> [Aim of the exercise]:
Gather every line in the records below that contains the word "schuiven".

Extracted records
----------

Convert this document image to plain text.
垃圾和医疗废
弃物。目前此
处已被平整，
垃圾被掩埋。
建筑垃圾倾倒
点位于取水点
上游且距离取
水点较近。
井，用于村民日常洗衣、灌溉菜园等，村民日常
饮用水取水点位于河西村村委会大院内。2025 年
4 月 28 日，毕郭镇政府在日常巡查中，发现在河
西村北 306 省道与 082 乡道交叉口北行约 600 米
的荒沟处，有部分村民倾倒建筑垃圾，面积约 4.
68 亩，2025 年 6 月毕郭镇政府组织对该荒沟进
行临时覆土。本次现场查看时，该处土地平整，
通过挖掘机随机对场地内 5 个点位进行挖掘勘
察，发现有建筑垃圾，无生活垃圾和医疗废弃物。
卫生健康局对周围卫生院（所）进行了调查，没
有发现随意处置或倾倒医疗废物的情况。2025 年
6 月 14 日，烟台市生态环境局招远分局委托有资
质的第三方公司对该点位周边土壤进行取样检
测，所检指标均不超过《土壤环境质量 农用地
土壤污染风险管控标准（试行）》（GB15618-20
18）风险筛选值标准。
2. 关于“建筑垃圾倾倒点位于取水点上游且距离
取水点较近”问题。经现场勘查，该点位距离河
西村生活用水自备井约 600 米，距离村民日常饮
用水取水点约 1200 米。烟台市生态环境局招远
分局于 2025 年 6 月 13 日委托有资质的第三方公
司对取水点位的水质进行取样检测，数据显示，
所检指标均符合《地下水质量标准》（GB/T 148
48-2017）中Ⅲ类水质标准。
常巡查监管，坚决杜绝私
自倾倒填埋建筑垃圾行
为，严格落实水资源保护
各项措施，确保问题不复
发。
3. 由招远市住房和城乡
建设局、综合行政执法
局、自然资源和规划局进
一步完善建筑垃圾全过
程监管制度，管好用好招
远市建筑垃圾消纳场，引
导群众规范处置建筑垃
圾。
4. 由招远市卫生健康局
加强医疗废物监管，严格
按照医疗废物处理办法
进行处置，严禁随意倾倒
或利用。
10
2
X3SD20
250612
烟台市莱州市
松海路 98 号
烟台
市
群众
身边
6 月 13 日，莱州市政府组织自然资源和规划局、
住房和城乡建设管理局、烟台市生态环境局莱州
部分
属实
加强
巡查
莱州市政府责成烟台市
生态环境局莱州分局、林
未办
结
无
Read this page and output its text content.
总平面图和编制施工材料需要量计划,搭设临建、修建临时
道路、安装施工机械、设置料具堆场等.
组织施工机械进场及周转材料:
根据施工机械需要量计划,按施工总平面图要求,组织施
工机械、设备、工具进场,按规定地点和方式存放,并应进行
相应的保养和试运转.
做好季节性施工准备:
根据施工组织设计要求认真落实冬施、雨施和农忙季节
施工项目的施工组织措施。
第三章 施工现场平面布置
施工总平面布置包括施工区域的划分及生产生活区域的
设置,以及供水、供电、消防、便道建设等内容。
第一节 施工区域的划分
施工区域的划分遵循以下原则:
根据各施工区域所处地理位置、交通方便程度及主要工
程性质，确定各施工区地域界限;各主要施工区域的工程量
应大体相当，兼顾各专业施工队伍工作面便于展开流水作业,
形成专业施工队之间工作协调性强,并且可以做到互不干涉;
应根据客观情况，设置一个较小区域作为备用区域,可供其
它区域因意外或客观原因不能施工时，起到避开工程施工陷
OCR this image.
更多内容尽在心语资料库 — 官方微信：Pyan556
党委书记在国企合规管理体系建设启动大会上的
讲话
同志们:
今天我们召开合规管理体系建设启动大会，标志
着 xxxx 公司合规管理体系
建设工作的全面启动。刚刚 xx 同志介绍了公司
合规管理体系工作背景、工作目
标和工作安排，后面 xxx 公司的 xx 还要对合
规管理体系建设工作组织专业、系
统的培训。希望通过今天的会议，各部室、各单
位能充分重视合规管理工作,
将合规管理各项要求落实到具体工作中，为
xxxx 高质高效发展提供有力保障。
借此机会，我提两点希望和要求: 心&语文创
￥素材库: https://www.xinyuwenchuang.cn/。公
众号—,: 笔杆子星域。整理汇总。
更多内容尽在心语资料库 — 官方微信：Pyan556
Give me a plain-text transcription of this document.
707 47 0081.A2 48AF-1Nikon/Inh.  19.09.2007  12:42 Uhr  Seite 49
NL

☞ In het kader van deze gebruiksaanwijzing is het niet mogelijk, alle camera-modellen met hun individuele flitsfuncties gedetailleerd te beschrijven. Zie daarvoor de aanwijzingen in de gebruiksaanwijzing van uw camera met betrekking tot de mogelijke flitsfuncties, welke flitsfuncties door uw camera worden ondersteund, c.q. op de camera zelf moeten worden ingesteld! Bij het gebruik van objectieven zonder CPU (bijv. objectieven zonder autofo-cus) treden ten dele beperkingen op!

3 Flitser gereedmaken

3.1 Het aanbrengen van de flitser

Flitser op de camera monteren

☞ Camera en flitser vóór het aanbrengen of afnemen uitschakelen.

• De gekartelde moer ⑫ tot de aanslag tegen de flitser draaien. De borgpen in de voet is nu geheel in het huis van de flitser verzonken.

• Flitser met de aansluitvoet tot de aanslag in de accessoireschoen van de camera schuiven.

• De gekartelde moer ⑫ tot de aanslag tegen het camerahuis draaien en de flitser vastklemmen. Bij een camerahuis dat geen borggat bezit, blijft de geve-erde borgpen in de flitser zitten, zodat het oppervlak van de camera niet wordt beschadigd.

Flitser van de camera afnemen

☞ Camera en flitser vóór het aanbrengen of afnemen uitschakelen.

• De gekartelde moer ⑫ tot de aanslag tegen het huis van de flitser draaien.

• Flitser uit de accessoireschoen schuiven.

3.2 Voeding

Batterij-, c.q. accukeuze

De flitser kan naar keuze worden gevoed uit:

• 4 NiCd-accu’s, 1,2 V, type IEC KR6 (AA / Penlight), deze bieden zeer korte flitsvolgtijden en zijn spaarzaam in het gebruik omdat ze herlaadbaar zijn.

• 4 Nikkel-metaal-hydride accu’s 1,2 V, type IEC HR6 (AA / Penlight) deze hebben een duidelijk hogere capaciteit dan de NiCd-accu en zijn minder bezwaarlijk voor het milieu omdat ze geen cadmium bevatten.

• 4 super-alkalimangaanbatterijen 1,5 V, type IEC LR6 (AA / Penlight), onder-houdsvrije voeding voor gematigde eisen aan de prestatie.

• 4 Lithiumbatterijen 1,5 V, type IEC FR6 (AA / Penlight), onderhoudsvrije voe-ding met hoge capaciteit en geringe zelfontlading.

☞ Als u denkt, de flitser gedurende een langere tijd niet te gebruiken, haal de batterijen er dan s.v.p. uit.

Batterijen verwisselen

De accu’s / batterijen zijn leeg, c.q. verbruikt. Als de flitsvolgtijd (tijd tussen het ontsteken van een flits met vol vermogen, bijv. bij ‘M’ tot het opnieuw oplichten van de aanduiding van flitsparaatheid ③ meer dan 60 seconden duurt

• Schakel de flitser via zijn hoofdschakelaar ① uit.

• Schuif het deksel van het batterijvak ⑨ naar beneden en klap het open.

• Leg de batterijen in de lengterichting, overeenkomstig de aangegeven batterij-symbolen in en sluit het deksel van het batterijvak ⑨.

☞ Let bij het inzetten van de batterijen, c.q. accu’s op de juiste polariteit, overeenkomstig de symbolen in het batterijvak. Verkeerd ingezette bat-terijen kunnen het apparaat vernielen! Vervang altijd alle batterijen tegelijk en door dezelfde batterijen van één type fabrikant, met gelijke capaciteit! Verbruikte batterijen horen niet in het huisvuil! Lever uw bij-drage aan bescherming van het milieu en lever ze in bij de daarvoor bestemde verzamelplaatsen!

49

----------

> [The response]:
• Flitser met de aansluitvoet tot de aanslag in de accessoireschoen van de camera schuiven.
• Flitser uit de accessoireschoen schuiven.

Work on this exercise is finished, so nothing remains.